▸ PROVIDED DATA:
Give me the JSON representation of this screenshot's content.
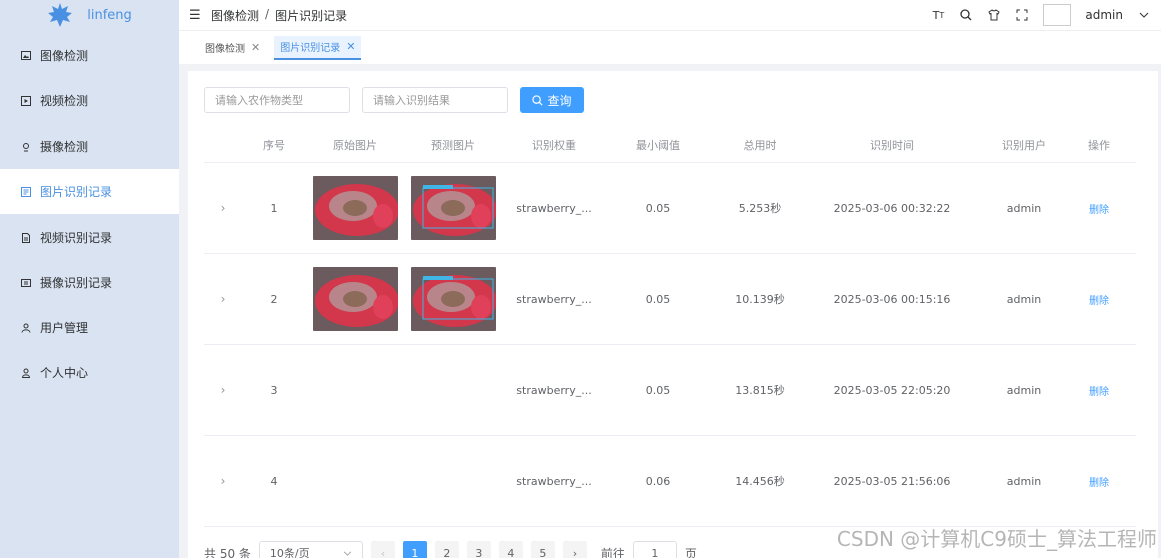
{
  "sidebar": {
    "logo_text": "linfeng",
    "items": [
      {
        "label": "图像检测",
        "icon": "image-icon",
        "active": false
      },
      {
        "label": "视频检测",
        "icon": "video-icon",
        "active": false
      },
      {
        "label": "摄像检测",
        "icon": "camera-icon",
        "active": false
      },
      {
        "label": "图片识别记录",
        "icon": "record-icon",
        "active": true
      },
      {
        "label": "视频识别记录",
        "icon": "document-icon",
        "active": false
      },
      {
        "label": "摄像识别记录",
        "icon": "monitor-icon",
        "active": false
      },
      {
        "label": "用户管理",
        "icon": "users-icon",
        "active": false
      },
      {
        "label": "个人中心",
        "icon": "user-icon",
        "active": false
      }
    ]
  },
  "header": {
    "breadcrumb": [
      "图像检测",
      "图片识别记录"
    ],
    "breadcrumb_sep": "/",
    "user_name": "admin"
  },
  "tabs": [
    {
      "label": "图像检测",
      "active": false
    },
    {
      "label": "图片识别记录",
      "active": true
    }
  ],
  "filters": {
    "crop_placeholder": "请输入农作物类型",
    "result_placeholder": "请输入识别结果",
    "search_label": "查询"
  },
  "table": {
    "headers": [
      "序号",
      "原始图片",
      "预测图片",
      "识别权重",
      "最小阈值",
      "总用时",
      "识别时间",
      "识别用户",
      "操作"
    ],
    "rows": [
      {
        "idx": "1",
        "has_images": true,
        "weight": "strawberry_...",
        "threshold": "0.05",
        "time": "5.253秒",
        "date": "2025-03-06 00:32:22",
        "user": "admin",
        "action": "删除"
      },
      {
        "idx": "2",
        "has_images": true,
        "weight": "strawberry_...",
        "threshold": "0.05",
        "time": "10.139秒",
        "date": "2025-03-06 00:15:16",
        "user": "admin",
        "action": "删除"
      },
      {
        "idx": "3",
        "has_images": false,
        "weight": "strawberry_...",
        "threshold": "0.05",
        "time": "13.815秒",
        "date": "2025-03-05 22:05:20",
        "user": "admin",
        "action": "删除"
      },
      {
        "idx": "4",
        "has_images": false,
        "weight": "strawberry_...",
        "threshold": "0.06",
        "time": "14.456秒",
        "date": "2025-03-05 21:56:06",
        "user": "admin",
        "action": "删除"
      }
    ]
  },
  "pagination": {
    "total_label": "共 50 条",
    "page_size": "10条/页",
    "pages": [
      "1",
      "2",
      "3",
      "4",
      "5"
    ],
    "current_page": "1",
    "goto_label": "前往",
    "goto_value": "1",
    "page_suffix": "页"
  },
  "watermark": "CSDN @计算机C9硕士_算法工程师",
  "colors": {
    "primary": "#409eff",
    "sidebar_bg": "#d9e3f1",
    "active_text": "#4a90e2"
  }
}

▸ GOAL OF THE EXERCISE:
Of the lines in the listing, how many hold the word "date"? Nothing but the number is needed.

▸ RESPONSE TO THE EXERCISE:
4